:: Material to process

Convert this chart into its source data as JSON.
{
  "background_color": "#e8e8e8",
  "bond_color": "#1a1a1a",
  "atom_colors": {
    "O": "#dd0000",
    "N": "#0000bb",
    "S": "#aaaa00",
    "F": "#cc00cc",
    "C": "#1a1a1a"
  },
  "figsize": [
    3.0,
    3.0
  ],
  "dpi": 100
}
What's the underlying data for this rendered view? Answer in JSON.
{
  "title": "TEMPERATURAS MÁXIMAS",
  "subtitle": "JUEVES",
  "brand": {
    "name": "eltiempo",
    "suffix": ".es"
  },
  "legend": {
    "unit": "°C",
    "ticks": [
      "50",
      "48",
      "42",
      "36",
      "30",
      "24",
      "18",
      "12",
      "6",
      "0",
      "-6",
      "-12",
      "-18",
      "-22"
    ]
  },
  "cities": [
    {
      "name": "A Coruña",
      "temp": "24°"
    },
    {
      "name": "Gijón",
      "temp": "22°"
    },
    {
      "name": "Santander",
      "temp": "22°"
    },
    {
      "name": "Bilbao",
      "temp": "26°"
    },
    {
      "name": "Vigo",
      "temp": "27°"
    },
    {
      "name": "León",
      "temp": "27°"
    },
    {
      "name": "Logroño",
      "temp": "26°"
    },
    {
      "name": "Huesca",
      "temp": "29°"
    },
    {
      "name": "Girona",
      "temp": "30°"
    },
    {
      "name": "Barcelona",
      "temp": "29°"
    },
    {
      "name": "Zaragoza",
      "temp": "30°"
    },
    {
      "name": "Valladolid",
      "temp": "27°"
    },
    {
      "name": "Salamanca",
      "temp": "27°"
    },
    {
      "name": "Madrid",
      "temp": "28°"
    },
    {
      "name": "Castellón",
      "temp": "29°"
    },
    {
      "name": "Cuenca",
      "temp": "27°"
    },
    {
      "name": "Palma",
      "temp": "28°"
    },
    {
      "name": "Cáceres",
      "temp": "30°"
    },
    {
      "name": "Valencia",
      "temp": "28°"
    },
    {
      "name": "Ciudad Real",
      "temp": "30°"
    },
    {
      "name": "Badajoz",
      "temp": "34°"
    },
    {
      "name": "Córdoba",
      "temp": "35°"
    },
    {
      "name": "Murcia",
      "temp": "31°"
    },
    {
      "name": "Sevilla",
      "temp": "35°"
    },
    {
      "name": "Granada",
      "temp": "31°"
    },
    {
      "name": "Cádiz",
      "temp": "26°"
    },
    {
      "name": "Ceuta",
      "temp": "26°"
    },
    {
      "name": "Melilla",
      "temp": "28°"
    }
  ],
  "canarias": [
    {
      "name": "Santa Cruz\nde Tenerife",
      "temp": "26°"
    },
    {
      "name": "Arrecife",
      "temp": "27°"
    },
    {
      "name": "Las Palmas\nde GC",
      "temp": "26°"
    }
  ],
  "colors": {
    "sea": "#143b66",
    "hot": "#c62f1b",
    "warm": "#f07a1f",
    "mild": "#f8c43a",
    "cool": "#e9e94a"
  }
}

::::

Directions >> Write out the complete set of records exactly as given.

The response >>
Convert this chart into its source data as JSON.
{
  "background_color": "#e8e8e8",
  "bond_color": "#1a1a1a",
  "atom_colors": {
    "O": "#dd0000",
    "N": "#0000bb",
    "S": "#aaaa00",
    "F": "#cc00cc",
    "C": "#1a1a1a"
  },
  "figsize": [
    3.0,
    3.0
  ],
  "dpi": 100
}
What's the underlying data for this rendered view? Answer in JSON.
{
  "title": "TEMPERATURAS MÁXIMAS",
  "subtitle": "JUEVES",
  "brand": {
    "name": "eltiempo",
    "suffix": ".es"
  },
  "legend": {
    "unit": "°C",
    "ticks": [
      "50",
      "48",
      "42",
      "36",
      "30",
      "24",
      "18",
      "12",
      "6",
      "0",
      "-6",
      "-12",
      "-18",
      "-22"
    ]
  },
  "cities": [
    {
      "name": "A Coruña",
      "temp": "24°"
    },
    {
      "name": "Gijón",
      "temp": "22°"
    },
    {
      "name": "Santander",
      "temp": "22°"
    },
    {
      "name": "Bilbao",
      "temp": "26°"
    },
    {
      "name": "Vigo",
      "temp": "27°"
    },
    {
      "name": "León",
      "temp": "27°"
    },
    {
      "name": "Logroño",
      "temp": "26°"
    },
    {
      "name": "Huesca",
      "temp": "29°"
    },
    {
      "name": "Girona",
      "temp": "30°"
    },
    {
      "name": "Barcelona",
      "temp": "29°"
    },
    {
      "name": "Zaragoza",
      "temp": "30°"
    },
    {
      "name": "Valladolid",
      "temp": "27°"
    },
    {
      "name": "Salamanca",
      "temp": "27°"
    },
    {
      "name": "Madrid",
      "temp": "28°"
    },
    {
      "name": "Castellón",
      "temp": "29°"
    },
    {
      "name": "Cuenca",
      "temp": "27°"
    },
    {
      "name": "Palma",
      "temp": "28°"
    },
    {
      "name": "Cáceres",
      "temp": "30°"
    },
    {
      "name": "Valencia",
      "temp": "28°"
    },
    {
      "name": "Ciudad Real",
      "temp": "30°"
    },
    {
      "name": "Badajoz",
      "temp": "34°"
    },
    {
      "name": "Córdoba",
      "temp": "35°"
    },
    {
      "name": "Murcia",
      "temp": "31°"
    },
    {
      "name": "Sevilla",
      "temp": "35°"
    },
    {
      "name": "Granada",
      "temp": "31°"
    },
    {
      "name": "Cádiz",
      "temp": "26°"
    },
    {
      "name": "Ceuta",
      "temp": "26°"
    },
    {
      "name": "Melilla",
      "temp": "28°"
    }
  ],
  "canarias": [
    {
      "name": "Santa Cruz\nde Tenerife",
      "temp": "26°"
    },
    {
      "name": "Arrecife",
      "temp": "27°"
    },
    {
      "name": "Las Palmas\nde GC",
      "temp": "26°"
    }
  ],
  "colors": {
    "sea": "#143b66",
    "hot": "#c62f1b",
    "warm": "#f07a1f",
    "mild": "#f8c43a",
    "cool": "#e9e94a"
  }
}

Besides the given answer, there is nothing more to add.